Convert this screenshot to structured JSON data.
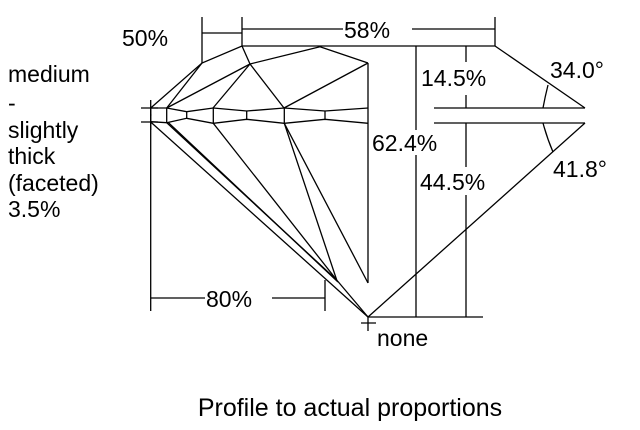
{
  "labels": {
    "table_width": "58%",
    "star_length": "50%",
    "crown_height": "14.5%",
    "crown_angle": "34.0°",
    "total_depth": "62.4%",
    "pavilion_depth": "44.5%",
    "pavilion_angle": "41.8°",
    "lower_half_length": "80%",
    "culet": "none",
    "girdle": [
      "medium",
      "-",
      "slightly",
      "thick",
      "(faceted)",
      "3.5%"
    ]
  },
  "caption": "Profile to actual proportions"
}
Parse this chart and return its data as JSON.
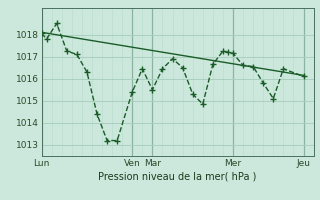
{
  "title": "Pression niveau de la mer( hPa )",
  "bg_color": "#cce8dc",
  "grid_major_color": "#aacfc0",
  "grid_minor_color": "#bcddd0",
  "line_color": "#1a5c28",
  "ylabel_color": "#2a4a2a",
  "x_ticks_labels": [
    "Lun",
    "Ven",
    "Mar",
    "Mer",
    "Jeu"
  ],
  "x_ticks_pos": [
    0,
    9,
    11,
    19,
    26
  ],
  "xlim": [
    0,
    27
  ],
  "ylim": [
    1012.5,
    1019.2
  ],
  "yticks": [
    1013,
    1014,
    1015,
    1016,
    1017,
    1018
  ],
  "series1_x": [
    0,
    0.5,
    1.5,
    2.5,
    3.5,
    4.5,
    5.5,
    6.5,
    7.5,
    9,
    10,
    11,
    12,
    13,
    14,
    15,
    16,
    17,
    18,
    18.5,
    19,
    20,
    21,
    22,
    23,
    24,
    26
  ],
  "series1_y": [
    1018.05,
    1017.8,
    1018.5,
    1017.25,
    1017.1,
    1016.3,
    1014.4,
    1013.2,
    1013.2,
    1015.4,
    1016.45,
    1015.5,
    1016.45,
    1016.9,
    1016.5,
    1015.3,
    1014.85,
    1016.65,
    1017.25,
    1017.2,
    1017.15,
    1016.6,
    1016.55,
    1015.8,
    1015.1,
    1016.45,
    1016.1
  ],
  "trend_x": [
    0,
    26
  ],
  "trend_y": [
    1018.1,
    1016.15
  ]
}
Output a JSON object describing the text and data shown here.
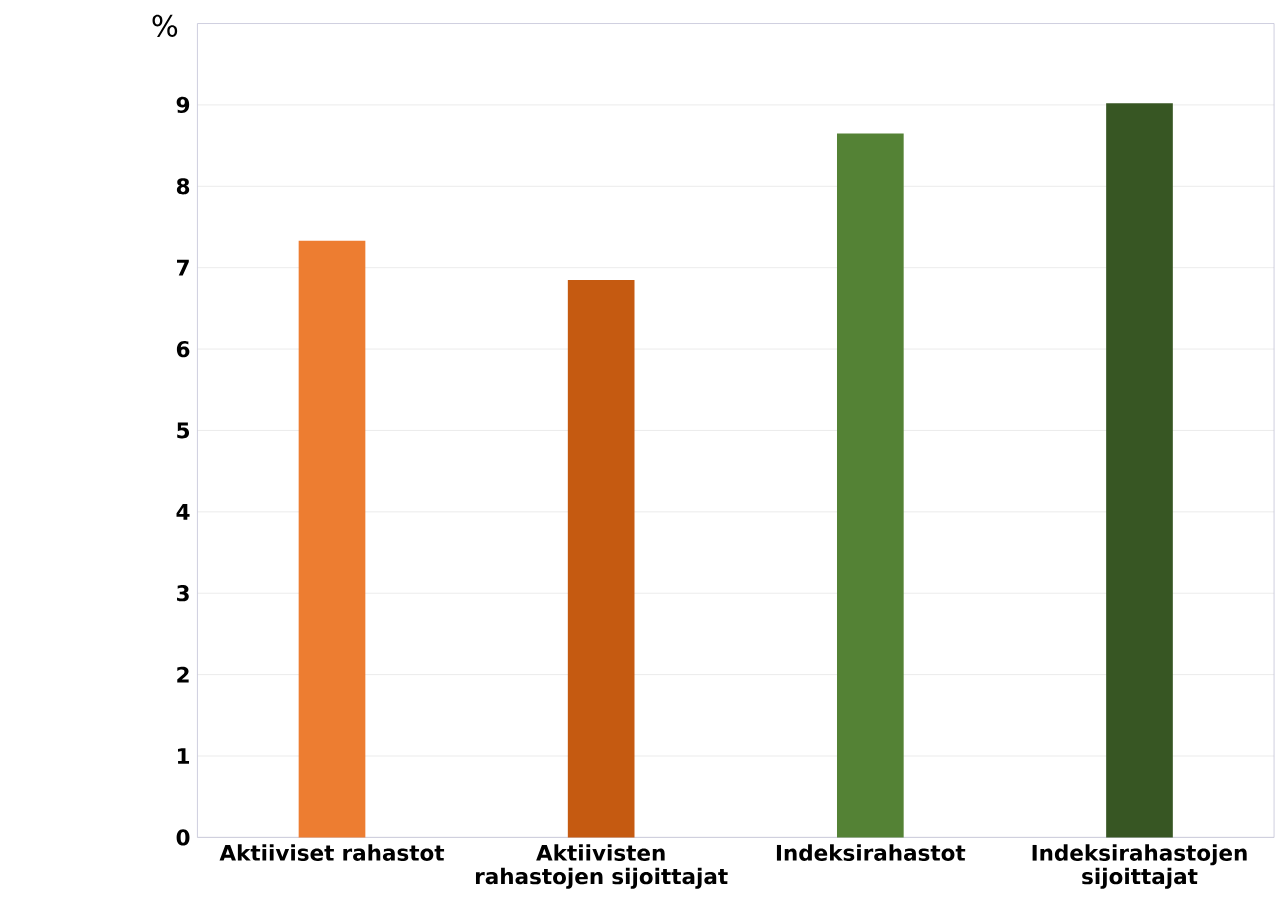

----------

What this task involves
Copy out every line of the data that includes "JSON".

Answer in full
Convert this screenshot to structured JSON data.
Parse this chart and return its data as JSON.
Output a JSON object describing the text and data shown here.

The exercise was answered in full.